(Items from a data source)
— Begin —

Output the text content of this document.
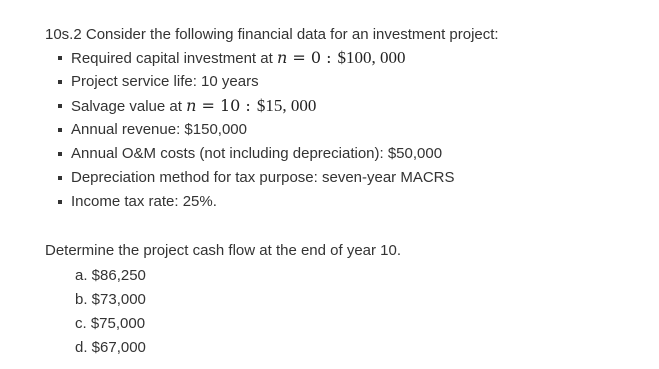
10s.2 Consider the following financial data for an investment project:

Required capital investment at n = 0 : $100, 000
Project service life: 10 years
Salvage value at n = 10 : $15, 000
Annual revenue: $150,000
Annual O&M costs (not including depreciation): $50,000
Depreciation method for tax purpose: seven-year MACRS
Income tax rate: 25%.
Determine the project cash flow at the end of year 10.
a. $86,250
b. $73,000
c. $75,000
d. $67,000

— End —
— Begin —

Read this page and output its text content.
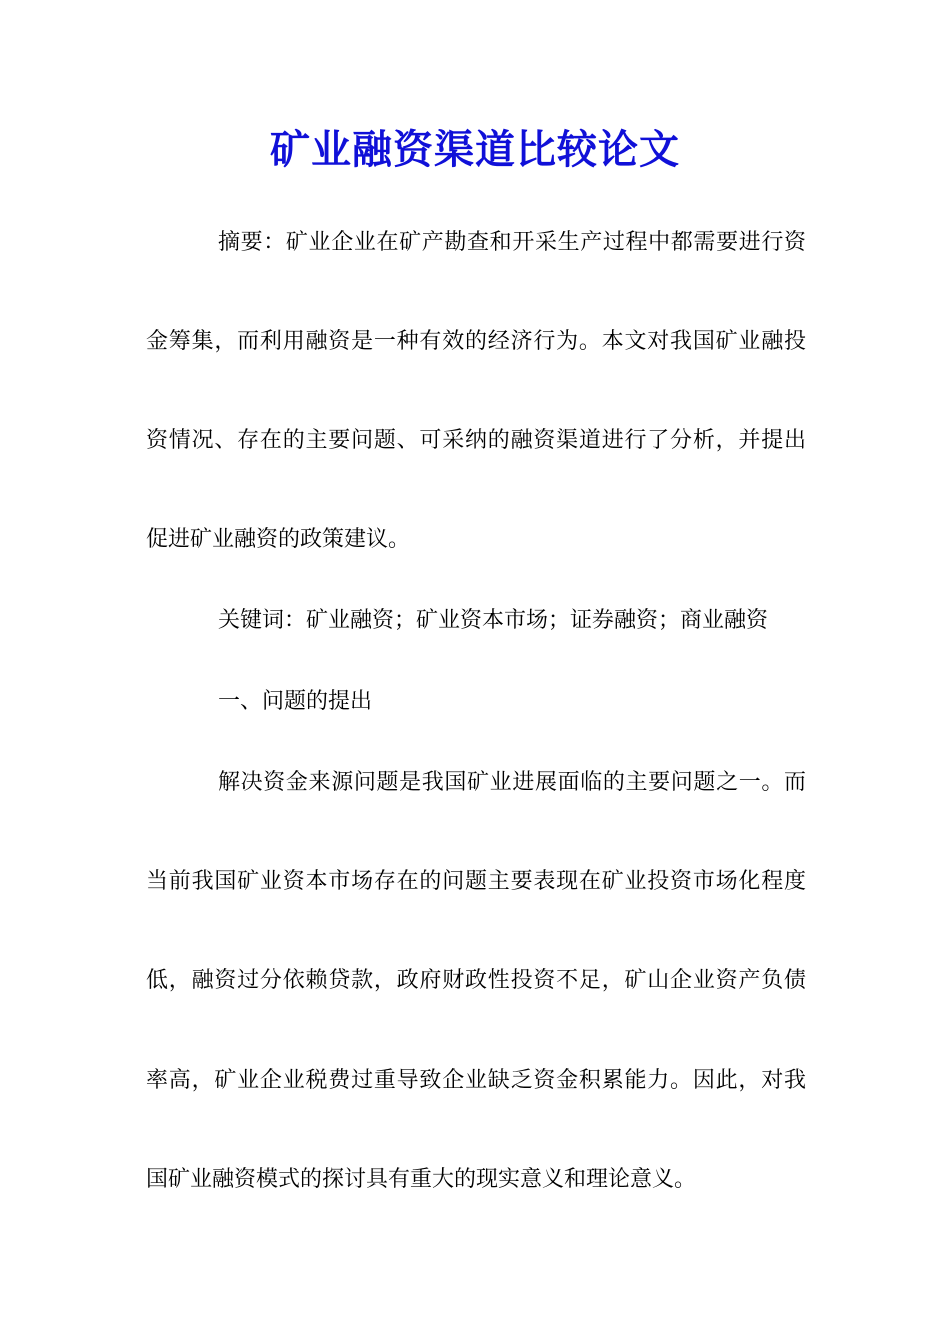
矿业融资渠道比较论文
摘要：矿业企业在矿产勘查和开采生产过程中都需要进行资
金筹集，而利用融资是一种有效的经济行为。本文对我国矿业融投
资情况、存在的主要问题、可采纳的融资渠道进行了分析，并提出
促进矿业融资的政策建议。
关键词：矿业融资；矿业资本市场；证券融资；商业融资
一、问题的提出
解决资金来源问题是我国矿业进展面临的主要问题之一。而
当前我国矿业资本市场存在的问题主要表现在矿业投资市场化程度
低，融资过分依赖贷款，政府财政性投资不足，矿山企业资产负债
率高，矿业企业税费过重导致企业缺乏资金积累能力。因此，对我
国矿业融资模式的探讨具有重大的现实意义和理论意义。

— End —

Check every line for "this" and show the ones that have it.

» Result of the exercise:
Output the text content of this document.
Read this page and output its text content.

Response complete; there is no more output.